(Source records)

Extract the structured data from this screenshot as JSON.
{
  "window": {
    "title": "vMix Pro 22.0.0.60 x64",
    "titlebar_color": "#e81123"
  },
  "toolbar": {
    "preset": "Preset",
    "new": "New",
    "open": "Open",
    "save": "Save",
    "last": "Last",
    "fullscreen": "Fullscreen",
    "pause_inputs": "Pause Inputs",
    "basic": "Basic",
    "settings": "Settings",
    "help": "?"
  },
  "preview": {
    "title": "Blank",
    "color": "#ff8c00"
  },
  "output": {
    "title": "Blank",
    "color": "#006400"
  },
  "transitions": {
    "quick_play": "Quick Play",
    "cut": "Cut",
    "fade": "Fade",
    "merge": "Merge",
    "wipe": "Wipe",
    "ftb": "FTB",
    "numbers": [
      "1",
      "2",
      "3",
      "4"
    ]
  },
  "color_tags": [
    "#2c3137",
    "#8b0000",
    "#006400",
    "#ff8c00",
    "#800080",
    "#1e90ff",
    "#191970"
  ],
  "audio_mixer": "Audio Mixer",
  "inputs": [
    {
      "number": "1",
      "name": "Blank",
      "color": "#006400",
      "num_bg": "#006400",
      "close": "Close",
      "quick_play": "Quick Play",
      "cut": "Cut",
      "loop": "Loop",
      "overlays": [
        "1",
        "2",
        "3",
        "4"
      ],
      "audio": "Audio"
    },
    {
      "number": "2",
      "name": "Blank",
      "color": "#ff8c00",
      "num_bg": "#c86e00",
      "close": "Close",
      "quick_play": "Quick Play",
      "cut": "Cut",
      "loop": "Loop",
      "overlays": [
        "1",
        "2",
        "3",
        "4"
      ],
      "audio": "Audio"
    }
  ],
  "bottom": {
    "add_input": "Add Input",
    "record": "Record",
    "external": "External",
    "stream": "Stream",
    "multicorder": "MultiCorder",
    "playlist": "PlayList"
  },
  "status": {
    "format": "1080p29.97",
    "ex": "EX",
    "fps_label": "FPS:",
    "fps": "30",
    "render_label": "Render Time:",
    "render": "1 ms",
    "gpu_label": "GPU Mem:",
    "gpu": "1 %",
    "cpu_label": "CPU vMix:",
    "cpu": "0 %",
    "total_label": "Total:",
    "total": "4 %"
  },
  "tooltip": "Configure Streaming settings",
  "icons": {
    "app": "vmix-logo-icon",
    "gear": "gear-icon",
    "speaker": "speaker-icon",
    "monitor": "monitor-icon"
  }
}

● **What the exercise asks**
Take the lines above and print them exactly.

● **Solved exercise**
Extract the structured data from this screenshot as JSON.
{
  "window": {
    "title": "vMix Pro 22.0.0.60 x64",
    "titlebar_color": "#e81123"
  },
  "toolbar": {
    "preset": "Preset",
    "new": "New",
    "open": "Open",
    "save": "Save",
    "last": "Last",
    "fullscreen": "Fullscreen",
    "pause_inputs": "Pause Inputs",
    "basic": "Basic",
    "settings": "Settings",
    "help": "?"
  },
  "preview": {
    "title": "Blank",
    "color": "#ff8c00"
  },
  "output": {
    "title": "Blank",
    "color": "#006400"
  },
  "transitions": {
    "quick_play": "Quick Play",
    "cut": "Cut",
    "fade": "Fade",
    "merge": "Merge",
    "wipe": "Wipe",
    "ftb": "FTB",
    "numbers": [
      "1",
      "2",
      "3",
      "4"
    ]
  },
  "color_tags": [
    "#2c3137",
    "#8b0000",
    "#006400",
    "#ff8c00",
    "#800080",
    "#1e90ff",
    "#191970"
  ],
  "audio_mixer": "Audio Mixer",
  "inputs": [
    {
      "number": "1",
      "name": "Blank",
      "color": "#006400",
      "num_bg": "#006400",
      "close": "Close",
      "quick_play": "Quick Play",
      "cut": "Cut",
      "loop": "Loop",
      "overlays": [
        "1",
        "2",
        "3",
        "4"
      ],
      "audio": "Audio"
    },
    {
      "number": "2",
      "name": "Blank",
      "color": "#ff8c00",
      "num_bg": "#c86e00",
      "close": "Close",
      "quick_play": "Quick Play",
      "cut": "Cut",
      "loop": "Loop",
      "overlays": [
        "1",
        "2",
        "3",
        "4"
      ],
      "audio": "Audio"
    }
  ],
  "bottom": {
    "add_input": "Add Input",
    "record": "Record",
    "external": "External",
    "stream": "Stream",
    "multicorder": "MultiCorder",
    "playlist": "PlayList"
  },
  "status": {
    "format": "1080p29.97",
    "ex": "EX",
    "fps_label": "FPS:",
    "fps": "30",
    "render_label": "Render Time:",
    "render": "1 ms",
    "gpu_label": "GPU Mem:",
    "gpu": "1 %",
    "cpu_label": "CPU vMix:",
    "cpu": "0 %",
    "total_label": "Total:",
    "total": "4 %"
  },
  "tooltip": "Configure Streaming settings",
  "icons": {
    "app": "vmix-logo-icon",
    "gear": "gear-icon",
    "speaker": "speaker-icon",
    "monitor": "monitor-icon"
  }
}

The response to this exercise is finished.